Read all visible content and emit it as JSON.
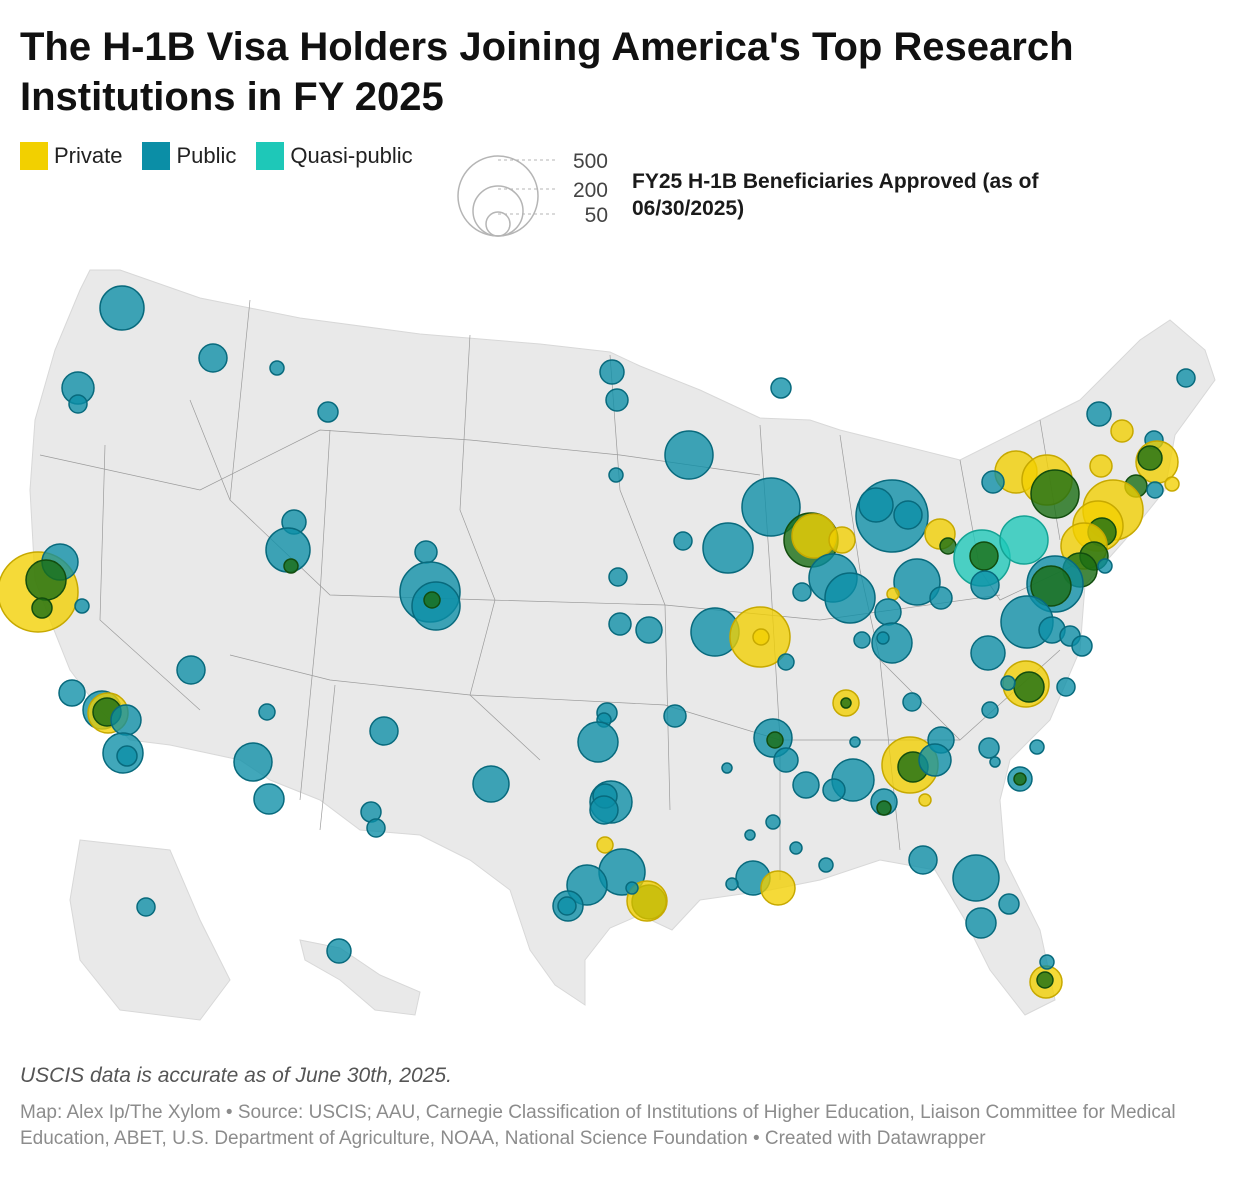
{
  "title": "The H-1B Visa Holders Joining America's Top Research Institutions in FY 2025",
  "legend": {
    "categories": [
      {
        "label": "Private",
        "color": "#f2d000"
      },
      {
        "label": "Public",
        "color": "#0b8ea6"
      },
      {
        "label": "Quasi-public",
        "color": "#1ec8b8"
      }
    ],
    "size": {
      "title": "FY25 H-1B Beneficiaries Approved (as of 06/30/2025)",
      "values": [
        "500",
        "200",
        "50"
      ]
    }
  },
  "map": {
    "land_color": "#e9e9e9",
    "border_color": "#9b9b9b",
    "overlap_color": "#1a6e14"
  },
  "note": "USCIS data is accurate as of June 30th, 2025.",
  "source": "Map: Alex Ip/The Xylom • Source: USCIS; AAU, Carnegie Classification of Institutions of Higher Education, Liaison Committee for Medical Education, ABET, U.S. Department of Agriculture, NOAA, National Science Foundation • Created with Datawrapper"
}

_____

• Required task: In the entries above, find every line holding the word "USCIS" and copy it out.

• Task response:
  "note": "USCIS data is accurate as of June 30th, 2025.",
  "source": "Map: Alex Ip/The Xylom • Source: USCIS; AAU, Carnegie Classification of Institutions of Higher Education, Liaison Committee for Medical Education, ABET, U.S. Department of Agriculture, NOAA, National Science Foundation • Created with Datawrapper"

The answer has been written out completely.